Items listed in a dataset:

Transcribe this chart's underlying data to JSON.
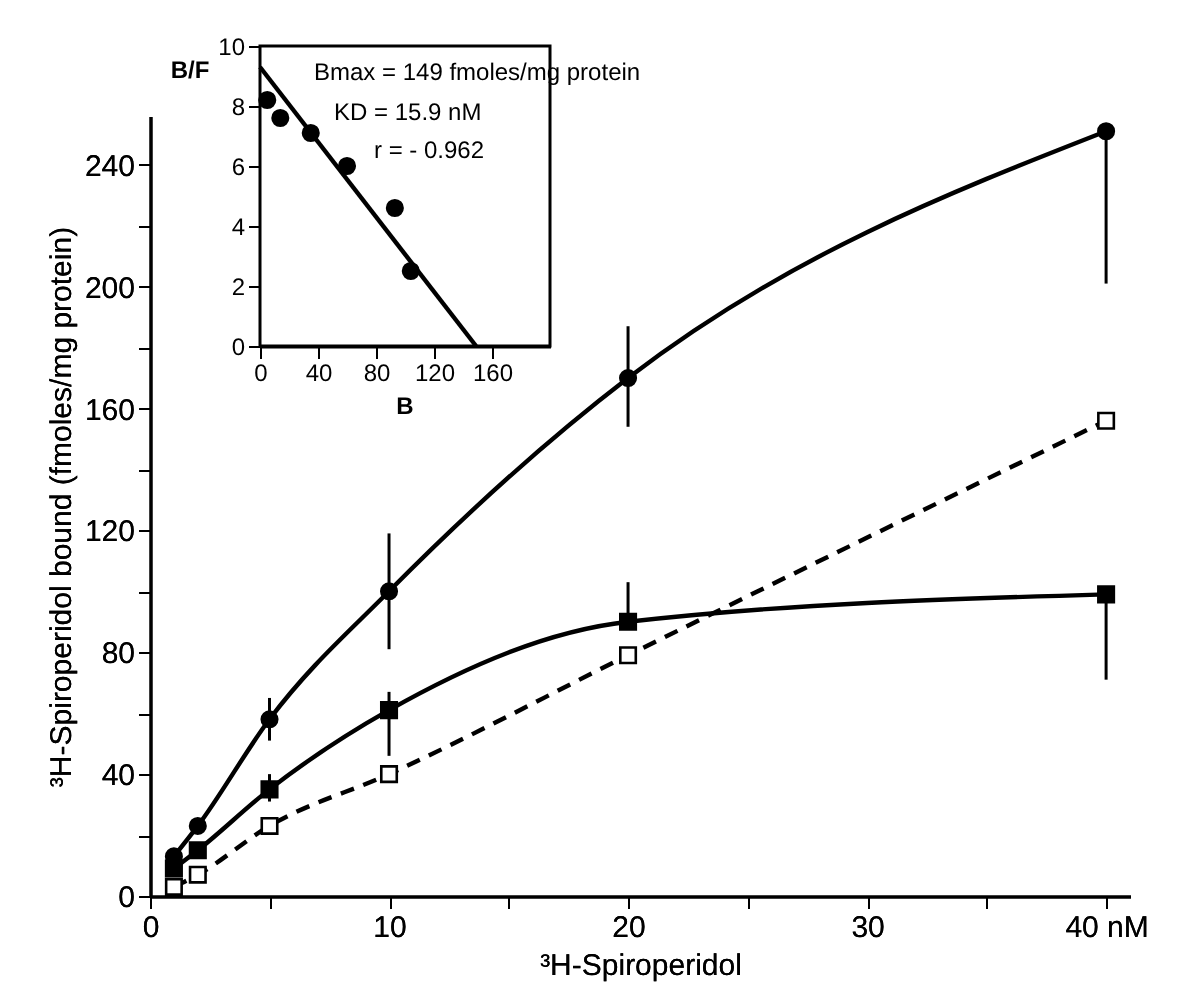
{
  "chart_data": [
    {
      "type": "line",
      "xlabel": "³H-Spiroperidol",
      "ylabel": "³H-Spiroperidol bound (fmoles/mg protein)",
      "x": [
        1,
        2,
        5,
        10,
        20,
        40
      ],
      "xlim": [
        0,
        41
      ],
      "xticks": [
        0,
        {
          "value": 5,
          "label": null
        },
        10,
        {
          "value": 15,
          "label": null
        },
        20,
        {
          "value": 25,
          "label": null
        },
        30,
        {
          "value": 35,
          "label": null
        },
        {
          "value": 40,
          "label": "40 nM"
        }
      ],
      "ylim": [
        0,
        256
      ],
      "yticks": [
        0,
        {
          "value": 20,
          "label": null
        },
        40,
        {
          "value": 60,
          "label": null
        },
        80,
        {
          "value": 100,
          "label": null
        },
        120,
        {
          "value": 140,
          "label": null
        },
        160,
        {
          "value": 180,
          "label": null
        },
        200,
        {
          "value": 220,
          "label": null
        },
        240
      ],
      "grid": false,
      "series": [
        {
          "color": "#000000",
          "marker": "circle",
          "line_style": "solid",
          "values": [
            13,
            23,
            58,
            100,
            170,
            251
          ],
          "errors": [
            null,
            null,
            [
              51,
              65
            ],
            [
              81,
              119
            ],
            [
              154,
              187
            ],
            [
              201,
              251
            ]
          ]
        },
        {
          "color": "#000000",
          "marker": "square",
          "line_style": "solid",
          "values": [
            9,
            15,
            35,
            61,
            90,
            99
          ],
          "errors": [
            null,
            null,
            [
              31,
              40
            ],
            [
              46,
              67
            ],
            [
              90,
              103
            ],
            [
              71,
              99
            ]
          ]
        },
        {
          "color": "#000000",
          "marker": "square",
          "line_style": "dashed",
          "values": [
            3,
            7,
            23,
            40,
            79,
            156
          ]
        }
      ]
    },
    {
      "type": "scatter",
      "xlabel": "B",
      "ylabel": "B/F",
      "xlim": [
        0,
        200
      ],
      "xticks": [
        0,
        40,
        80,
        120,
        160
      ],
      "ylim": [
        0,
        10
      ],
      "yticks": [
        0,
        2,
        4,
        6,
        8,
        10
      ],
      "grid": false,
      "annotations": [
        "Bmax = 149 fmoles/mg protein",
        "KD = 15.9 nM",
        "r = - 0.962"
      ],
      "series": [
        {
          "color": "#000000",
          "marker": "circle",
          "x": [
            5,
            14,
            35,
            60,
            93,
            104
          ],
          "values": [
            8.2,
            7.6,
            7.1,
            6.0,
            4.6,
            2.5
          ]
        },
        {
          "type": "line",
          "color": "#000000",
          "marker": "none",
          "x": [
            0,
            149
          ],
          "values": [
            9.3,
            0
          ]
        }
      ]
    }
  ]
}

**Your instructions**
Repeat the records in full, precisely, and keep the pictures out.

**Response to the exercise**
Transcribe this chart's underlying data to JSON.
{
  "chart_data": [
    {
      "type": "line",
      "xlabel": "³H-Spiroperidol",
      "ylabel": "³H-Spiroperidol bound (fmoles/mg protein)",
      "x": [
        1,
        2,
        5,
        10,
        20,
        40
      ],
      "xlim": [
        0,
        41
      ],
      "xticks": [
        0,
        {
          "value": 5,
          "label": null
        },
        10,
        {
          "value": 15,
          "label": null
        },
        20,
        {
          "value": 25,
          "label": null
        },
        30,
        {
          "value": 35,
          "label": null
        },
        {
          "value": 40,
          "label": "40 nM"
        }
      ],
      "ylim": [
        0,
        256
      ],
      "yticks": [
        0,
        {
          "value": 20,
          "label": null
        },
        40,
        {
          "value": 60,
          "label": null
        },
        80,
        {
          "value": 100,
          "label": null
        },
        120,
        {
          "value": 140,
          "label": null
        },
        160,
        {
          "value": 180,
          "label": null
        },
        200,
        {
          "value": 220,
          "label": null
        },
        240
      ],
      "grid": false,
      "series": [
        {
          "color": "#000000",
          "marker": "circle",
          "line_style": "solid",
          "values": [
            13,
            23,
            58,
            100,
            170,
            251
          ],
          "errors": [
            null,
            null,
            [
              51,
              65
            ],
            [
              81,
              119
            ],
            [
              154,
              187
            ],
            [
              201,
              251
            ]
          ]
        },
        {
          "color": "#000000",
          "marker": "square",
          "line_style": "solid",
          "values": [
            9,
            15,
            35,
            61,
            90,
            99
          ],
          "errors": [
            null,
            null,
            [
              31,
              40
            ],
            [
              46,
              67
            ],
            [
              90,
              103
            ],
            [
              71,
              99
            ]
          ]
        },
        {
          "color": "#000000",
          "marker": "square",
          "line_style": "dashed",
          "values": [
            3,
            7,
            23,
            40,
            79,
            156
          ]
        }
      ]
    },
    {
      "type": "scatter",
      "xlabel": "B",
      "ylabel": "B/F",
      "xlim": [
        0,
        200
      ],
      "xticks": [
        0,
        40,
        80,
        120,
        160
      ],
      "ylim": [
        0,
        10
      ],
      "yticks": [
        0,
        2,
        4,
        6,
        8,
        10
      ],
      "grid": false,
      "annotations": [
        "Bmax = 149 fmoles/mg protein",
        "KD = 15.9 nM",
        "r = - 0.962"
      ],
      "series": [
        {
          "color": "#000000",
          "marker": "circle",
          "x": [
            5,
            14,
            35,
            60,
            93,
            104
          ],
          "values": [
            8.2,
            7.6,
            7.1,
            6.0,
            4.6,
            2.5
          ]
        },
        {
          "type": "line",
          "color": "#000000",
          "marker": "none",
          "x": [
            0,
            149
          ],
          "values": [
            9.3,
            0
          ]
        }
      ]
    }
  ]
}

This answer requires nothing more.